_Entries supplied_:
- - - - - - -
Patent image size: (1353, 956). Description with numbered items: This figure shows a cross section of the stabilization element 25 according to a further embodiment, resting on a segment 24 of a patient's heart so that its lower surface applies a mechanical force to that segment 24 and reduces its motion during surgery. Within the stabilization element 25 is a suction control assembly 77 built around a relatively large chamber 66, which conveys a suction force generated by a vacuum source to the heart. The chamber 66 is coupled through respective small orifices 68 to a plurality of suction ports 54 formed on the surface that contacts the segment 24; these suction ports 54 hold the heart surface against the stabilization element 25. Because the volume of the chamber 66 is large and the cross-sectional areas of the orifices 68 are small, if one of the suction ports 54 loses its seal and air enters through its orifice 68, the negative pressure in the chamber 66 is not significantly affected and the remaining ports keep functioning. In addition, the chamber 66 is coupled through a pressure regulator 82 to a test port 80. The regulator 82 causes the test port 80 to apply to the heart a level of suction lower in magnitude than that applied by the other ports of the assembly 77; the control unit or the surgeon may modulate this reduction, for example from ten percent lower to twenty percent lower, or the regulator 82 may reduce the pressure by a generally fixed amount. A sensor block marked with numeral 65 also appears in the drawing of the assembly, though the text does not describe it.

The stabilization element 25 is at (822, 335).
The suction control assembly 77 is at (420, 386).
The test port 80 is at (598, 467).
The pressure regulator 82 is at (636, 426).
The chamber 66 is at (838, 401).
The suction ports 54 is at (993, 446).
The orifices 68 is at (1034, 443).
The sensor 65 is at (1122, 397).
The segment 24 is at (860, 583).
- - - - - - -
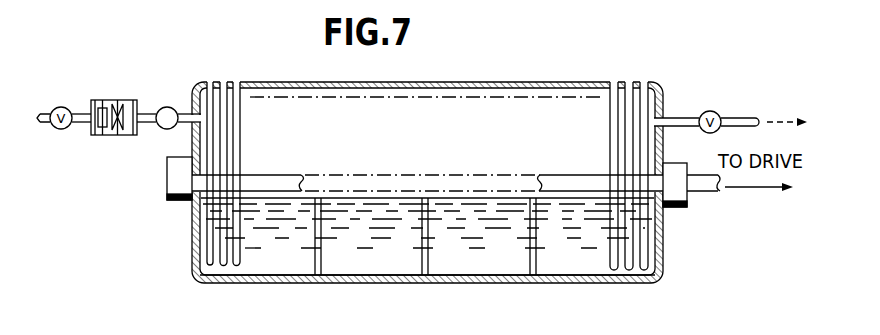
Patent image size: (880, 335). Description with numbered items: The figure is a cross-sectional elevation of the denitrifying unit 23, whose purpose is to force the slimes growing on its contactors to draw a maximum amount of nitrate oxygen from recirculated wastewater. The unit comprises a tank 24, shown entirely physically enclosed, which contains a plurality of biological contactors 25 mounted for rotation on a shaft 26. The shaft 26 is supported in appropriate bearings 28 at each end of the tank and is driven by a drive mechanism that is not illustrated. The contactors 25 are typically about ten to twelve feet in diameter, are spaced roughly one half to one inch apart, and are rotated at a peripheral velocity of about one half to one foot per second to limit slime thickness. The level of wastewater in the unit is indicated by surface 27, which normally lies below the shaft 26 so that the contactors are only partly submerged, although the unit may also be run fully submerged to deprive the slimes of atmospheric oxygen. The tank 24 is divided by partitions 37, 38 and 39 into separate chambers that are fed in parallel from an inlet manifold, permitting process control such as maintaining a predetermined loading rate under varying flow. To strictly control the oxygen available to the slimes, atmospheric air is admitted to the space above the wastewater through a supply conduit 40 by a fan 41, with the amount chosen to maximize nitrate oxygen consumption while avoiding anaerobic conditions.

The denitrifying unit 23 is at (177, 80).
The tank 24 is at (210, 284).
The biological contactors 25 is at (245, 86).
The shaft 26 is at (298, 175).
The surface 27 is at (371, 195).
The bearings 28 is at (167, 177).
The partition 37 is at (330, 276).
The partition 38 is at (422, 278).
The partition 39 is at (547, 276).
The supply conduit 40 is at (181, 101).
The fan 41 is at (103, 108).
- - - - - - -
_Written instruction_: Copy the lines starting at "Patent image size: (1353, 956)." and ending at "The chamber 66 is at (838, 401).", changing "embodiment" to "variant" and leaving everything else the same.

_Task result_:
Patent image size: (1353, 956). Description with numbered items: This figure shows a cross section of the stabilization element 25 according to a further variant, resting on a segment 24 of a patient's heart so that its lower surface applies a mechanical force to that segment 24 and reduces its motion during surgery. Within the stabilization element 25 is a suction control assembly 77 built around a relatively large chamber 66, which conveys a suction force generated by a vacuum source to the heart. The chamber 66 is coupled through respective small orifices 68 to a plurality of suction ports 54 formed on the surface that contacts the segment 24; these suction ports 54 hold the heart surface against the stabilization element 25. Because the volume of the chamber 66 is large and the cross-sectional areas of the orifices 68 are small, if one of the suction ports 54 loses its seal and air enters through its orifice 68, the negative pressure in the chamber 66 is not significantly affected and the remaining ports keep functioning. In addition, the chamber 66 is coupled through a pressure regulator 82 to a test port 80. The regulator 82 causes the test port 80 to apply to the heart a level of suction lower in magnitude than that applied by the other ports of the assembly 77; the control unit or the surgeon may modulate this reduction, for example from ten percent lower to twenty percent lower, or the regulator 82 may reduce the pressure by a generally fixed amount. A sensor block marked with numeral 65 also appears in the drawing of the assembly, though the text does not describe it.

The stabilization element 25 is at (822, 335).
The suction control assembly 77 is at (420, 386).
The test port 80 is at (598, 467).
The pressure regulator 82 is at (636, 426).
The chamber 66 is at (838, 401).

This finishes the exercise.